[Problem to work on] Leave out the pictures and repeat exactly the lines between the one containing "Output a JSON" and the one containing "Serialize everything readable", inclusive.

***** Data to process *****

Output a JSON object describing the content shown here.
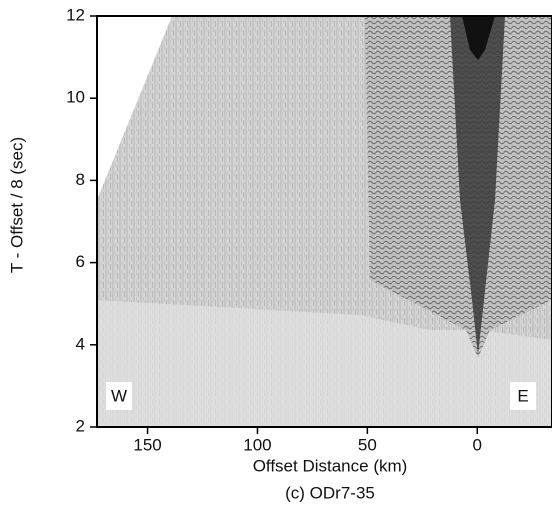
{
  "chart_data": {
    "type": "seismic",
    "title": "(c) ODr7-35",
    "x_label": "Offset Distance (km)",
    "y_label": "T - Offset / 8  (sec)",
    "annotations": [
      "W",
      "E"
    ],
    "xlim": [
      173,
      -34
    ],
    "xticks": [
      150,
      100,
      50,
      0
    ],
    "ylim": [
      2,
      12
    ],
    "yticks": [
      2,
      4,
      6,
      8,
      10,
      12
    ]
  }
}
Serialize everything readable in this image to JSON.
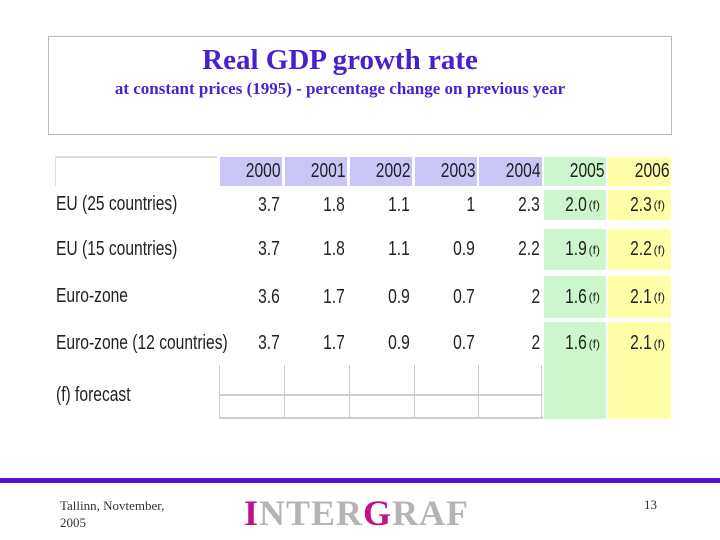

*****
***** Data to process *****

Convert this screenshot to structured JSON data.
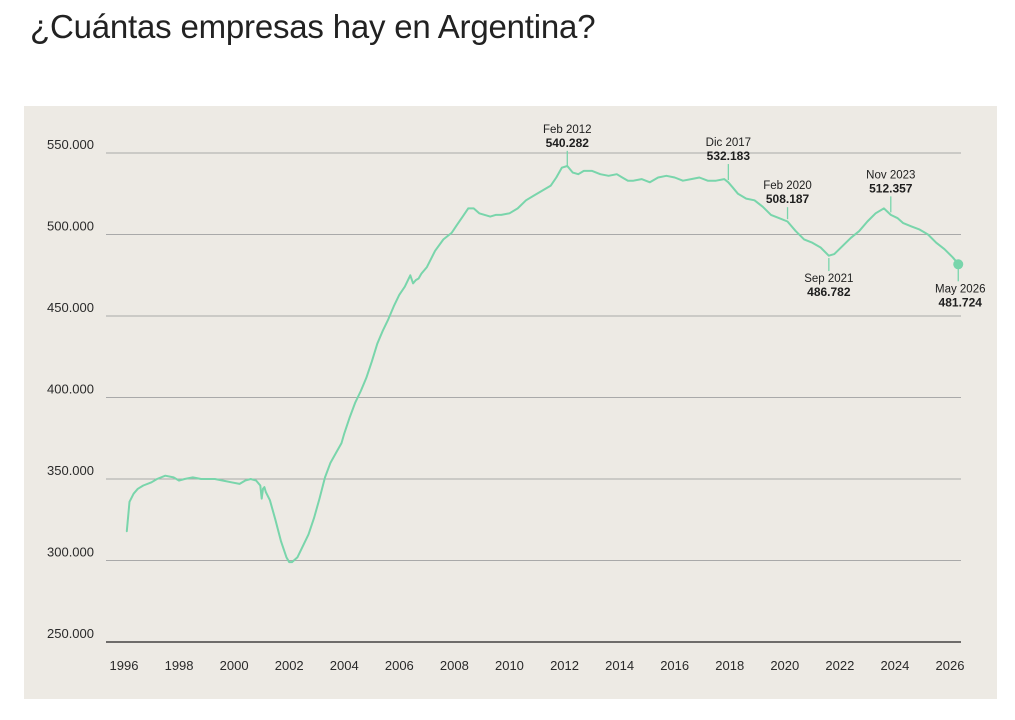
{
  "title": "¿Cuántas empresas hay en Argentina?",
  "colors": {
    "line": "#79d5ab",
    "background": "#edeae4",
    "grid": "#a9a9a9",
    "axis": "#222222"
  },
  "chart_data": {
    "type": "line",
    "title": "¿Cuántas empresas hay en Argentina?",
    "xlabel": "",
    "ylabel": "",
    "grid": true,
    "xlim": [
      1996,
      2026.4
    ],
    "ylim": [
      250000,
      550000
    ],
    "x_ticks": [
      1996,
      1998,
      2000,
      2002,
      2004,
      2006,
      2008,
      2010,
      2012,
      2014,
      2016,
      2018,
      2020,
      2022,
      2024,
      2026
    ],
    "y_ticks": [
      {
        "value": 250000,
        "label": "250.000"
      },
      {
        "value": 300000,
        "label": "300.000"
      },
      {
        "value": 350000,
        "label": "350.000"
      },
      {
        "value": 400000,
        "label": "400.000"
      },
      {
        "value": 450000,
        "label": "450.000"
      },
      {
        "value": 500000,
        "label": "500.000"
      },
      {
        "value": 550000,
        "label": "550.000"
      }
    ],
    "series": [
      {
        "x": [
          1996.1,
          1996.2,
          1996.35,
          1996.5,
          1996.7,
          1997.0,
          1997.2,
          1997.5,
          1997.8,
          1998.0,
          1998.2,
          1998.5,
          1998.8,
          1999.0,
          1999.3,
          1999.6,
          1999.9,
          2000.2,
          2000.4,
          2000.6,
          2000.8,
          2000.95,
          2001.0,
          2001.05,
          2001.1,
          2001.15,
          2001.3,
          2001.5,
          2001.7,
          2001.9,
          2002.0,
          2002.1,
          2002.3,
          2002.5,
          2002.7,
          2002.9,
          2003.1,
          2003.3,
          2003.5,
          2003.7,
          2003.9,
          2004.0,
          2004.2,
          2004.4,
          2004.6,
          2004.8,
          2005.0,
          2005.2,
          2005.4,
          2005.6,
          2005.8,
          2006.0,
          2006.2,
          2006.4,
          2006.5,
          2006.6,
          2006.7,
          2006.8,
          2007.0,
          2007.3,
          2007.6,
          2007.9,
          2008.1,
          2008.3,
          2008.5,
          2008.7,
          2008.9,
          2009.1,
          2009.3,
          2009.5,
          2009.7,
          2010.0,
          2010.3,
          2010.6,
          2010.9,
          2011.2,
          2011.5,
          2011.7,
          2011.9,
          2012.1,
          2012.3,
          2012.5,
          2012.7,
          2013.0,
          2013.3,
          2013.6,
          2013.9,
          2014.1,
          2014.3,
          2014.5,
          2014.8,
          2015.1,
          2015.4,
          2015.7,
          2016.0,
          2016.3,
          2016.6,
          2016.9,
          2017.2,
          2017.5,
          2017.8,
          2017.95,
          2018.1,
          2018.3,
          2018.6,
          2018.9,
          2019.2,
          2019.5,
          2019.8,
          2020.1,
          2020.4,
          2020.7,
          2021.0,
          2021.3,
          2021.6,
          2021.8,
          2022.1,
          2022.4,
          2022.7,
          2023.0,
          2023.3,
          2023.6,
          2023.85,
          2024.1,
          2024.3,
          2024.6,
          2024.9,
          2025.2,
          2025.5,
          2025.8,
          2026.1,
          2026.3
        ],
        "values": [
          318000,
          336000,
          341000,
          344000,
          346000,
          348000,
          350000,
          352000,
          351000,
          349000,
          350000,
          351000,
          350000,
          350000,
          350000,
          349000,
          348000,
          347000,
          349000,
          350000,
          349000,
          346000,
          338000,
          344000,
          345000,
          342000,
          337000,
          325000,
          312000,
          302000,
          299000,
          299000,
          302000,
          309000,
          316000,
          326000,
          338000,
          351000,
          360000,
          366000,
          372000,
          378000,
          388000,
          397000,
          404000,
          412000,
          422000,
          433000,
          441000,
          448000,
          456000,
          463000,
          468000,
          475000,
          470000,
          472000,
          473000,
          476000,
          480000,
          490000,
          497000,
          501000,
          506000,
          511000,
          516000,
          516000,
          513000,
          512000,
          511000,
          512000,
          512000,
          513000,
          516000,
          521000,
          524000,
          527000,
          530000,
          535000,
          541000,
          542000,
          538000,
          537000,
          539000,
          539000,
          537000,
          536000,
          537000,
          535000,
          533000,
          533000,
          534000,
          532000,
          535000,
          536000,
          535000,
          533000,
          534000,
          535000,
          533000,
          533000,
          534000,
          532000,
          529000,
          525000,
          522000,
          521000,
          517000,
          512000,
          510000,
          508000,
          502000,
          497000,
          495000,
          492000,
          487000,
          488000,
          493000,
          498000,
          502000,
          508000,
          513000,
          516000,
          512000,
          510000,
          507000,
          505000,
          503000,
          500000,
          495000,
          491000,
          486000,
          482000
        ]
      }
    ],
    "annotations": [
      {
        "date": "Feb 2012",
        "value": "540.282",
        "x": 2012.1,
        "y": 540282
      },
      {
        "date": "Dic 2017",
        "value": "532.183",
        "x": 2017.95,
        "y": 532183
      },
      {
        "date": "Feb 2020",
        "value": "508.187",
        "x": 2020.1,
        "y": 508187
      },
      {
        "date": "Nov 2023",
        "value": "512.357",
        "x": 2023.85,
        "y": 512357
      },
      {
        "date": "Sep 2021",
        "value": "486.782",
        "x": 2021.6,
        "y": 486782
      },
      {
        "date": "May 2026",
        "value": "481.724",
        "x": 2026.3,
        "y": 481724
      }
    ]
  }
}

*****

[Output]
Output a JSON object describing the content shown here.
{
  "chart_data": {
    "type": "seismic",
    "title": "(c) ODr7-35",
    "x_label": "Offset Distance (km)",
    "y_label": "T - Offset / 8  (sec)",
    "annotations": [
      "W",
      "E"
    ],
    "xlim": [
      173,
      -34
    ],
    "xticks": [
      150,
      100,
      50,
      0
    ],
    "ylim": [
      2,
      12
    ],
    "yticks": [
      2,
      4,
      6,
      8,
      10,
      12
    ]
  }
}
Serialize everything readable in this image to JSON.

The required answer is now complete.